Figure contents as structured data
········
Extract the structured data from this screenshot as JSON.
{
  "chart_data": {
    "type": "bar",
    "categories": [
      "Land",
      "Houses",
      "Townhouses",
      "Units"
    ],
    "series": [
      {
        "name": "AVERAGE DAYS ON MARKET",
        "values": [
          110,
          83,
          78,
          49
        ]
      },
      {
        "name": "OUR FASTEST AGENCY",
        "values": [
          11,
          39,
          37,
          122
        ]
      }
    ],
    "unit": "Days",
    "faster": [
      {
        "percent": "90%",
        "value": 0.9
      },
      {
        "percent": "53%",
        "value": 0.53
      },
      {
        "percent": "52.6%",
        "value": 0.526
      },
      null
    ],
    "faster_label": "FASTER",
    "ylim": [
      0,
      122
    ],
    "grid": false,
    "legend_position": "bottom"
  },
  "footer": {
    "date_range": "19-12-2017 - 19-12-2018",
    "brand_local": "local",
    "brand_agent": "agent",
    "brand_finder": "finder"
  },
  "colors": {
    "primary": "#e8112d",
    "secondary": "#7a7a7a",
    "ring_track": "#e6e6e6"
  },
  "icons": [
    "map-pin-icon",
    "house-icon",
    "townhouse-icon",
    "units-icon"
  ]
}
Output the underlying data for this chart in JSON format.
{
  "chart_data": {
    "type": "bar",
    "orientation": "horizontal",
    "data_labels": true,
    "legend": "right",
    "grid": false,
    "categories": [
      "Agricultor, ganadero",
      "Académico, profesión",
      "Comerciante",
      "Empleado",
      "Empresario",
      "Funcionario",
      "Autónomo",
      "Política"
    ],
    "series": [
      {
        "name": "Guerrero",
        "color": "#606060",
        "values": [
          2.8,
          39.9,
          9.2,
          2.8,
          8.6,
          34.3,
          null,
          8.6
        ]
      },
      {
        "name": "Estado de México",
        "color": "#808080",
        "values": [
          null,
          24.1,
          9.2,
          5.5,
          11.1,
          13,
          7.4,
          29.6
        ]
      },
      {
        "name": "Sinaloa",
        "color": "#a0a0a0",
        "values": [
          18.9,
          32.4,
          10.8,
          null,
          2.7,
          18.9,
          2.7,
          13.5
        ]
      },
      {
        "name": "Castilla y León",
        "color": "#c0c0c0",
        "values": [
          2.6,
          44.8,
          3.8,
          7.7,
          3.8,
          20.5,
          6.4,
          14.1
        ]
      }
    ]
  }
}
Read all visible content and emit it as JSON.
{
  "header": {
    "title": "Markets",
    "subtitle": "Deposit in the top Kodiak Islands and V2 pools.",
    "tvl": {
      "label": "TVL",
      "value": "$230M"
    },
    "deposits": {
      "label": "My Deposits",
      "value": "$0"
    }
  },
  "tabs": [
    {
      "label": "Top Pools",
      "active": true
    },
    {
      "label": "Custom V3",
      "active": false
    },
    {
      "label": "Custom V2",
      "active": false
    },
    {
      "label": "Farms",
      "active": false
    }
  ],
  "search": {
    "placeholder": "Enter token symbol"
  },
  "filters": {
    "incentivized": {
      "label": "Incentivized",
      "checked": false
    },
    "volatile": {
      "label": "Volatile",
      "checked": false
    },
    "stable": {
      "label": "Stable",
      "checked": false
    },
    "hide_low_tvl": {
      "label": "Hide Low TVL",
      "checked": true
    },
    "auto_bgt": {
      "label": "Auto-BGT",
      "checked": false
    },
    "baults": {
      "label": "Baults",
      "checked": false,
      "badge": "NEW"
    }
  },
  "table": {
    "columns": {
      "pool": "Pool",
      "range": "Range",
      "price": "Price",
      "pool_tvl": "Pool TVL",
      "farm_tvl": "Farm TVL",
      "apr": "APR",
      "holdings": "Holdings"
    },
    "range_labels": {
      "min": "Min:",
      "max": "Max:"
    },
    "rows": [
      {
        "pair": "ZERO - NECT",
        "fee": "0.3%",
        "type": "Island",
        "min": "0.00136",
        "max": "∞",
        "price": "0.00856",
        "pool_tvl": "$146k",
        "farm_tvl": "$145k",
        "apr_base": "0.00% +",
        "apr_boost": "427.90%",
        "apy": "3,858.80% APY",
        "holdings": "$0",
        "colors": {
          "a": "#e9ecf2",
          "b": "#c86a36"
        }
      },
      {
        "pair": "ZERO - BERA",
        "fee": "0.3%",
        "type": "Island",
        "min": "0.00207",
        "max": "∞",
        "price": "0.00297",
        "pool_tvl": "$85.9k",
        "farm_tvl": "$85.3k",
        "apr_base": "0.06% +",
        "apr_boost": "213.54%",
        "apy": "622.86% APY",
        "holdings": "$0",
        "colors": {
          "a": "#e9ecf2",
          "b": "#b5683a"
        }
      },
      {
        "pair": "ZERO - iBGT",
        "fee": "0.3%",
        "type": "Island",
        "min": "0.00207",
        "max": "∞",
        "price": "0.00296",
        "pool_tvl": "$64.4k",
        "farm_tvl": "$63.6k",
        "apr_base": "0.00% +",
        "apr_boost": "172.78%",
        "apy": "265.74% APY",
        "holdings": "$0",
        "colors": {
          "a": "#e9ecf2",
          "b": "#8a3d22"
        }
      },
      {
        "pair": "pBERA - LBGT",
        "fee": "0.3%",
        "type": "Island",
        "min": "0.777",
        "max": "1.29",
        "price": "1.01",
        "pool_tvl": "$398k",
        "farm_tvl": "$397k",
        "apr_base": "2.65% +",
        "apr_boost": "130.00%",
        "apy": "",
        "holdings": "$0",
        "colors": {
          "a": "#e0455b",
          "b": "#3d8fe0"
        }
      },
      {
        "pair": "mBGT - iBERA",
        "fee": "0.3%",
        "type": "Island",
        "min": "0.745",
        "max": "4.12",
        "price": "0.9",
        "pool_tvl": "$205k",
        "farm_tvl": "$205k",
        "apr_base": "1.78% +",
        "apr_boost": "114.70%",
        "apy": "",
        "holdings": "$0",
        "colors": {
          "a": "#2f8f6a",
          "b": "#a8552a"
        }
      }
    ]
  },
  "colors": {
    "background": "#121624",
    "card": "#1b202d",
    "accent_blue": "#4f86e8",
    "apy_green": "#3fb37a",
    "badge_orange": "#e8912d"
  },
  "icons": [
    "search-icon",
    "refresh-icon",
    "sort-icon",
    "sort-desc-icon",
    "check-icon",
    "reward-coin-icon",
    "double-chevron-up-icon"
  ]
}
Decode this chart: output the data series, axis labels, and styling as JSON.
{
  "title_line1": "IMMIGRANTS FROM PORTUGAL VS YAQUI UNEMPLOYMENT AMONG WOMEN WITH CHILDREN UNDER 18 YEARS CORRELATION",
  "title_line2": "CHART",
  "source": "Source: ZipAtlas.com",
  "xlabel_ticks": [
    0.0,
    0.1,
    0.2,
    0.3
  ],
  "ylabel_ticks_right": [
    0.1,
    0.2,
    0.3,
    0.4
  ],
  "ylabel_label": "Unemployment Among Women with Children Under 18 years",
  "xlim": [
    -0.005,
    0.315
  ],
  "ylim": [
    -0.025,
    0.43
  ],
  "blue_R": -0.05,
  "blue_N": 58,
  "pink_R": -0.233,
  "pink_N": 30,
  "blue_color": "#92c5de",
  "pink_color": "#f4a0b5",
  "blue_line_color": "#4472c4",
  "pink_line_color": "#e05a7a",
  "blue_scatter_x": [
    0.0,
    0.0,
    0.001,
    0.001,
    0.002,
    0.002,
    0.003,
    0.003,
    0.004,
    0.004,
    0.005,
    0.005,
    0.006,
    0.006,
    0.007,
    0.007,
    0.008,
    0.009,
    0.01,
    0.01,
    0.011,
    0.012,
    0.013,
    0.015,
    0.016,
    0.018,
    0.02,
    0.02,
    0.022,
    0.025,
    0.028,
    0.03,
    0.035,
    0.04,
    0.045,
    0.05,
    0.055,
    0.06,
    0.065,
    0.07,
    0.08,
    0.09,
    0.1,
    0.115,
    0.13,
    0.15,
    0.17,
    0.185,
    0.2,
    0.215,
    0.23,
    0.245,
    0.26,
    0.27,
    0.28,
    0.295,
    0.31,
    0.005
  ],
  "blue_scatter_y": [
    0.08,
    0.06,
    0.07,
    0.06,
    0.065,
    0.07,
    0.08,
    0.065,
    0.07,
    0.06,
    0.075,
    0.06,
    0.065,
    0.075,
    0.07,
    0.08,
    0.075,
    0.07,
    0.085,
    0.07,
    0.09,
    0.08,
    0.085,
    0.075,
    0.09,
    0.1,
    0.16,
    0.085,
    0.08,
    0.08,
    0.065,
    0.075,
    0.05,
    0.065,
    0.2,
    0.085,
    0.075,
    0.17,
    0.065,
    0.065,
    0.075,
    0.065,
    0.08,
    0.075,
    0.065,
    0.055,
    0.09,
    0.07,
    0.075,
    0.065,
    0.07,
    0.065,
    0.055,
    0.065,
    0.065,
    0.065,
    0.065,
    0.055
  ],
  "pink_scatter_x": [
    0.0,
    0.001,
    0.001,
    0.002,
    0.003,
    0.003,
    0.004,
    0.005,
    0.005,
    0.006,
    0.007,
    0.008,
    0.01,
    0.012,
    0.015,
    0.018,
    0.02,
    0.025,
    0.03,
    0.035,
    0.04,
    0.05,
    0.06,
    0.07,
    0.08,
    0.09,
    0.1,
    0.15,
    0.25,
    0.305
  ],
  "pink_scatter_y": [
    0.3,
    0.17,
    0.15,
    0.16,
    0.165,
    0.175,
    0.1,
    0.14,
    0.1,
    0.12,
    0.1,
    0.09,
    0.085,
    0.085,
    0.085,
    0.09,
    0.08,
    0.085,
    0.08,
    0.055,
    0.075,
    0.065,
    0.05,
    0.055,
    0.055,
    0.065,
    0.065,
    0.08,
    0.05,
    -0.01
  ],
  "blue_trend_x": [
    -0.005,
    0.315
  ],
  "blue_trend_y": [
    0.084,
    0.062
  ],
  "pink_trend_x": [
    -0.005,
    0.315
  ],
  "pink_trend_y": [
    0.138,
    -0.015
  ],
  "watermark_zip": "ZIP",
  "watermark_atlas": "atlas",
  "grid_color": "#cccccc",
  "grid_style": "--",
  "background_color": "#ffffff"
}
········
Task prompt: List all lines holding the string "name".

In response:
        "name": "AVERAGE DAYS ON MARKET",
        "name": "OUR FASTEST AGENCY",
        "name": "Guerrero",
        "name": "Estado de México",
        "name": "Sinaloa",
        "name": "Castilla y León",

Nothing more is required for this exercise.